> TASK OBJECTIVE
Copy out the listing exactly.

↓

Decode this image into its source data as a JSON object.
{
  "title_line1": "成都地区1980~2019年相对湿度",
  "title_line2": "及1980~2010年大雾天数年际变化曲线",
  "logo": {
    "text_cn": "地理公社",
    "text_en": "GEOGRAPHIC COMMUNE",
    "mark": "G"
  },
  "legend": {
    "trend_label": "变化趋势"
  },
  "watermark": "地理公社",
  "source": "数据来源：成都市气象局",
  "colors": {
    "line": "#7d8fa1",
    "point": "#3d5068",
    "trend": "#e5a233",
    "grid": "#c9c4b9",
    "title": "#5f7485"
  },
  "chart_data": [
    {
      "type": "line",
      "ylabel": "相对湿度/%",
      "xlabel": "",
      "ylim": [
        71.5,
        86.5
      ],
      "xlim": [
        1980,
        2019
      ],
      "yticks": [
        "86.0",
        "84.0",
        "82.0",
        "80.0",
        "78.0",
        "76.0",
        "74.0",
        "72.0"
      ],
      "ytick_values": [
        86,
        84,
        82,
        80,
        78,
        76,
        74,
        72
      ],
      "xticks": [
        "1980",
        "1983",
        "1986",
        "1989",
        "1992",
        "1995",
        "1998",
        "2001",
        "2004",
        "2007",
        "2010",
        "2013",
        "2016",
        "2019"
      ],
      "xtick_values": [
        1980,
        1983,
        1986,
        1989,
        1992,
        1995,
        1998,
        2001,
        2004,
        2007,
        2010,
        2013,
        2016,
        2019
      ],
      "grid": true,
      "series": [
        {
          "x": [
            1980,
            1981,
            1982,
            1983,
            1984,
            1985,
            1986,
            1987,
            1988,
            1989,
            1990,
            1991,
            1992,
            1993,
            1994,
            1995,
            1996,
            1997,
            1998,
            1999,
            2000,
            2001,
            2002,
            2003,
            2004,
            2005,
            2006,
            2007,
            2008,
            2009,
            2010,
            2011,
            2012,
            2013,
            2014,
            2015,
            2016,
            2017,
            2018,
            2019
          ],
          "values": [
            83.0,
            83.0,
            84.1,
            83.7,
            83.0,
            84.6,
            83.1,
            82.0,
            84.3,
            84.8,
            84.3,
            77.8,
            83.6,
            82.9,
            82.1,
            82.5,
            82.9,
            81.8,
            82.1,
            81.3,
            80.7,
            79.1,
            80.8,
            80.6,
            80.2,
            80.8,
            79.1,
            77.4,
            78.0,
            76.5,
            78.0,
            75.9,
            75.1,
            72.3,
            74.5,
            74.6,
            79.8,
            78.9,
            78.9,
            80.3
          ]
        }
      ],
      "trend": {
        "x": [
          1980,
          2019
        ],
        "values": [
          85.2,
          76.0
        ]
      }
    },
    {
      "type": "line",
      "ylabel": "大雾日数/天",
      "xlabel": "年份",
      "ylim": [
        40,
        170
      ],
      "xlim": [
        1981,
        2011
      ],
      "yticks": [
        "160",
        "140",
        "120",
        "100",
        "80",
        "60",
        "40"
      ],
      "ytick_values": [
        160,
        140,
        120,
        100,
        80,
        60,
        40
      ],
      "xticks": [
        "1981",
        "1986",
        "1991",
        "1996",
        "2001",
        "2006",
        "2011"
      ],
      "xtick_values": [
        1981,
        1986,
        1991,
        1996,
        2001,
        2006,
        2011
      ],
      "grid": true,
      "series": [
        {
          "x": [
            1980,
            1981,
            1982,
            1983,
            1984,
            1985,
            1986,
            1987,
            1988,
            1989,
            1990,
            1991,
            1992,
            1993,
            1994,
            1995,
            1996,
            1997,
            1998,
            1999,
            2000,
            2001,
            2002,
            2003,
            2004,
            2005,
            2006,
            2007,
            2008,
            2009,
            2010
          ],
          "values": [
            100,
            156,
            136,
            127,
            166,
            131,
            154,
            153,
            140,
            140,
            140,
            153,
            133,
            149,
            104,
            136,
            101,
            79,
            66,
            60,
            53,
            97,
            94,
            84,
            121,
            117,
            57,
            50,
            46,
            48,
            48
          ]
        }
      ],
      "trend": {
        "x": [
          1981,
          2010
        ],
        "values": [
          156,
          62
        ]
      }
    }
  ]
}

↑

> THE SOLUTION
Decode this image into its source data as a JSON object.
{
  "title_line1": "成都地区1980~2019年相对湿度",
  "title_line2": "及1980~2010年大雾天数年际变化曲线",
  "logo": {
    "text_cn": "地理公社",
    "text_en": "GEOGRAPHIC COMMUNE",
    "mark": "G"
  },
  "legend": {
    "trend_label": "变化趋势"
  },
  "watermark": "地理公社",
  "source": "数据来源：成都市气象局",
  "colors": {
    "line": "#7d8fa1",
    "point": "#3d5068",
    "trend": "#e5a233",
    "grid": "#c9c4b9",
    "title": "#5f7485"
  },
  "chart_data": [
    {
      "type": "line",
      "ylabel": "相对湿度/%",
      "xlabel": "",
      "ylim": [
        71.5,
        86.5
      ],
      "xlim": [
        1980,
        2019
      ],
      "yticks": [
        "86.0",
        "84.0",
        "82.0",
        "80.0",
        "78.0",
        "76.0",
        "74.0",
        "72.0"
      ],
      "ytick_values": [
        86,
        84,
        82,
        80,
        78,
        76,
        74,
        72
      ],
      "xticks": [
        "1980",
        "1983",
        "1986",
        "1989",
        "1992",
        "1995",
        "1998",
        "2001",
        "2004",
        "2007",
        "2010",
        "2013",
        "2016",
        "2019"
      ],
      "xtick_values": [
        1980,
        1983,
        1986,
        1989,
        1992,
        1995,
        1998,
        2001,
        2004,
        2007,
        2010,
        2013,
        2016,
        2019
      ],
      "grid": true,
      "series": [
        {
          "x": [
            1980,
            1981,
            1982,
            1983,
            1984,
            1985,
            1986,
            1987,
            1988,
            1989,
            1990,
            1991,
            1992,
            1993,
            1994,
            1995,
            1996,
            1997,
            1998,
            1999,
            2000,
            2001,
            2002,
            2003,
            2004,
            2005,
            2006,
            2007,
            2008,
            2009,
            2010,
            2011,
            2012,
            2013,
            2014,
            2015,
            2016,
            2017,
            2018,
            2019
          ],
          "values": [
            83.0,
            83.0,
            84.1,
            83.7,
            83.0,
            84.6,
            83.1,
            82.0,
            84.3,
            84.8,
            84.3,
            77.8,
            83.6,
            82.9,
            82.1,
            82.5,
            82.9,
            81.8,
            82.1,
            81.3,
            80.7,
            79.1,
            80.8,
            80.6,
            80.2,
            80.8,
            79.1,
            77.4,
            78.0,
            76.5,
            78.0,
            75.9,
            75.1,
            72.3,
            74.5,
            74.6,
            79.8,
            78.9,
            78.9,
            80.3
          ]
        }
      ],
      "trend": {
        "x": [
          1980,
          2019
        ],
        "values": [
          85.2,
          76.0
        ]
      }
    },
    {
      "type": "line",
      "ylabel": "大雾日数/天",
      "xlabel": "年份",
      "ylim": [
        40,
        170
      ],
      "xlim": [
        1981,
        2011
      ],
      "yticks": [
        "160",
        "140",
        "120",
        "100",
        "80",
        "60",
        "40"
      ],
      "ytick_values": [
        160,
        140,
        120,
        100,
        80,
        60,
        40
      ],
      "xticks": [
        "1981",
        "1986",
        "1991",
        "1996",
        "2001",
        "2006",
        "2011"
      ],
      "xtick_values": [
        1981,
        1986,
        1991,
        1996,
        2001,
        2006,
        2011
      ],
      "grid": true,
      "series": [
        {
          "x": [
            1980,
            1981,
            1982,
            1983,
            1984,
            1985,
            1986,
            1987,
            1988,
            1989,
            1990,
            1991,
            1992,
            1993,
            1994,
            1995,
            1996,
            1997,
            1998,
            1999,
            2000,
            2001,
            2002,
            2003,
            2004,
            2005,
            2006,
            2007,
            2008,
            2009,
            2010
          ],
          "values": [
            100,
            156,
            136,
            127,
            166,
            131,
            154,
            153,
            140,
            140,
            140,
            153,
            133,
            149,
            104,
            136,
            101,
            79,
            66,
            60,
            53,
            97,
            94,
            84,
            121,
            117,
            57,
            50,
            46,
            48,
            48
          ]
        }
      ],
      "trend": {
        "x": [
          1981,
          2010
        ],
        "values": [
          156,
          62
        ]
      }
    }
  ]
}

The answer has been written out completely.